### SUPPLIED INFORMATION:
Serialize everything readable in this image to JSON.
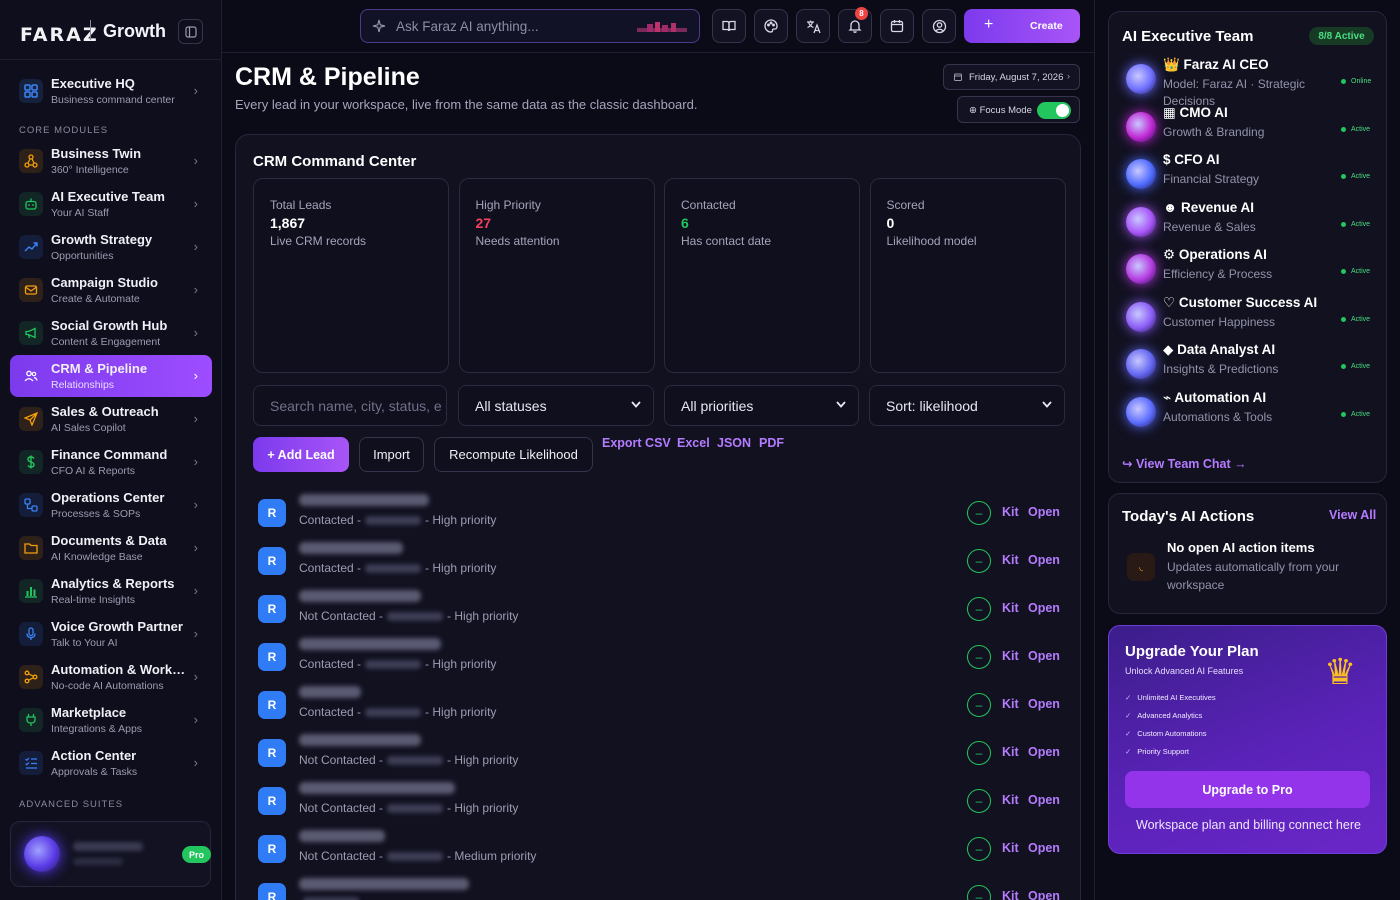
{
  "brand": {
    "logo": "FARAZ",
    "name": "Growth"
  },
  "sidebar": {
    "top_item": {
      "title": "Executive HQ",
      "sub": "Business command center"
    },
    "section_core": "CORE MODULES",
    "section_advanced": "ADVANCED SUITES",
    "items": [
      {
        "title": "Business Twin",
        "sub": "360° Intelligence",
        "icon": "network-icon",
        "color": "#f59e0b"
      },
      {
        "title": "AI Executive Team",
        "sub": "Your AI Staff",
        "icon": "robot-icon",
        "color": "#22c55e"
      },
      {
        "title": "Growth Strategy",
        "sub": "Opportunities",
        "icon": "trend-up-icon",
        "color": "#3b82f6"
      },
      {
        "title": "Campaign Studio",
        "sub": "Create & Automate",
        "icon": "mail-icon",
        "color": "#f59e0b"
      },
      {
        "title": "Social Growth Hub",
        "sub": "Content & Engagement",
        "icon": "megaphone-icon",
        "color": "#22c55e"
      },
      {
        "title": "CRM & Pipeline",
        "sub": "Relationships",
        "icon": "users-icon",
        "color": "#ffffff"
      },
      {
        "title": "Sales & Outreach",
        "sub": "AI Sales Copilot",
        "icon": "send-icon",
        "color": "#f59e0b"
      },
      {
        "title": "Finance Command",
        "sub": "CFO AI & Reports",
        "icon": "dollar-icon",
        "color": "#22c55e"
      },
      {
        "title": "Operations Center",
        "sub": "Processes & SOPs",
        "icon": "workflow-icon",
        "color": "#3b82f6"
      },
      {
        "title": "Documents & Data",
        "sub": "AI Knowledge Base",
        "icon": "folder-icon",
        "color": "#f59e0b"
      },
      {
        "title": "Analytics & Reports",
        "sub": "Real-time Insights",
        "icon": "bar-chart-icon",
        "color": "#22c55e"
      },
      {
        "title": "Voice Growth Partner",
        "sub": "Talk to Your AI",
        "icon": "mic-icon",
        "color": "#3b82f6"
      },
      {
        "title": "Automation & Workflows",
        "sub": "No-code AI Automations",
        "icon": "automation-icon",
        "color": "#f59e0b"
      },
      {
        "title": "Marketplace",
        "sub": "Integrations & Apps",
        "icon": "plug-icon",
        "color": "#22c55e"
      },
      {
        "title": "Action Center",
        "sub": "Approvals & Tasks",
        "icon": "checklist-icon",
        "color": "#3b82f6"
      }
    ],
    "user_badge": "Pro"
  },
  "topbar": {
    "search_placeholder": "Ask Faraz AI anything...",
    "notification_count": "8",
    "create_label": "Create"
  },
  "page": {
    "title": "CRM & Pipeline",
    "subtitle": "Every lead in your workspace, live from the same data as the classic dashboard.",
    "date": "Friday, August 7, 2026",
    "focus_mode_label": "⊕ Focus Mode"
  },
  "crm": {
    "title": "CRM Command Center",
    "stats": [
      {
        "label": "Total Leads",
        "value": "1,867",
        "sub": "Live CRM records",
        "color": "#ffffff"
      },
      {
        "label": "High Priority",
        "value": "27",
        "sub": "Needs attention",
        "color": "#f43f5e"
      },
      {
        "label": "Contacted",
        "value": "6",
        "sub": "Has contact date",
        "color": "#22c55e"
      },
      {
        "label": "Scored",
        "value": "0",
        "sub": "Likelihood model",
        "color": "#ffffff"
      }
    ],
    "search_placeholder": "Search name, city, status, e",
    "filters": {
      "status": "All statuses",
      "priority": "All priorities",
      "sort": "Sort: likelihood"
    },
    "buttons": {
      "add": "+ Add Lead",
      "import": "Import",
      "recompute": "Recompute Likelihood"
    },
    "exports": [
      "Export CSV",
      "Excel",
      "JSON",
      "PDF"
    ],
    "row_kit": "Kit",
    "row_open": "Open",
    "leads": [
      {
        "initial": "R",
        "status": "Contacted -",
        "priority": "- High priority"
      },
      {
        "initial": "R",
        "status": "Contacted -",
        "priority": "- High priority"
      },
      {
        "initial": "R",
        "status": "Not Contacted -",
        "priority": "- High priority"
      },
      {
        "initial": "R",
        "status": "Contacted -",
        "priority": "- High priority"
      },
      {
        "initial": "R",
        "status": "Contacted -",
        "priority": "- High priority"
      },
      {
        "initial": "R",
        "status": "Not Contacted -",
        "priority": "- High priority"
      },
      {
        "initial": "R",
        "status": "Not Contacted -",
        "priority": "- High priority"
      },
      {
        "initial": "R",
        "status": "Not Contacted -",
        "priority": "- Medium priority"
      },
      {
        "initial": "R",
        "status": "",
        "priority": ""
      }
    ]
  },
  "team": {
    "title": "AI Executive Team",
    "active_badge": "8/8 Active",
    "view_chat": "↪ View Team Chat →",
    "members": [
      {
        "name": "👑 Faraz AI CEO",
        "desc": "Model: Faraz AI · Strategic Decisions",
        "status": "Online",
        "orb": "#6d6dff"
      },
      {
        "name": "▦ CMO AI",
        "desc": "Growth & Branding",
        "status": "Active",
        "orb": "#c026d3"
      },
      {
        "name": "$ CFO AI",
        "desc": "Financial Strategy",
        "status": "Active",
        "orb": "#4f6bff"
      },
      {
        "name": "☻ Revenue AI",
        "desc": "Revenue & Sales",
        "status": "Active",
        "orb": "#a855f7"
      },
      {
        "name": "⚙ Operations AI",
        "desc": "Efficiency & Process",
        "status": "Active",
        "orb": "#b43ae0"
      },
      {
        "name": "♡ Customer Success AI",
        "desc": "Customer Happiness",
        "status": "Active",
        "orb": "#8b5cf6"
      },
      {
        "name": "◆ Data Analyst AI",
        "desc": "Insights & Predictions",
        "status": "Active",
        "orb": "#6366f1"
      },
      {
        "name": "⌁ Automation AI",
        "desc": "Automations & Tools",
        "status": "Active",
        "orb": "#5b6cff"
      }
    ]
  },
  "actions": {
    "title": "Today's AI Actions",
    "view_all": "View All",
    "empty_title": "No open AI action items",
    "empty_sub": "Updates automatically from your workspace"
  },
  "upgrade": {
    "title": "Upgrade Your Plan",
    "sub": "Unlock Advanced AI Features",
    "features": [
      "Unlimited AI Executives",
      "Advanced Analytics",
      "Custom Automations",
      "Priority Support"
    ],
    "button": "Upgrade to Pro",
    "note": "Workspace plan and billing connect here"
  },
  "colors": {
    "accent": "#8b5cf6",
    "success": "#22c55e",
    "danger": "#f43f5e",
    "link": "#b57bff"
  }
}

### DIRECTIVE:
Go through the records and show every line with the string "Analytics" in it.

### REPLY:
        "title": "Analytics & Reports",
      "Advanced Analytics",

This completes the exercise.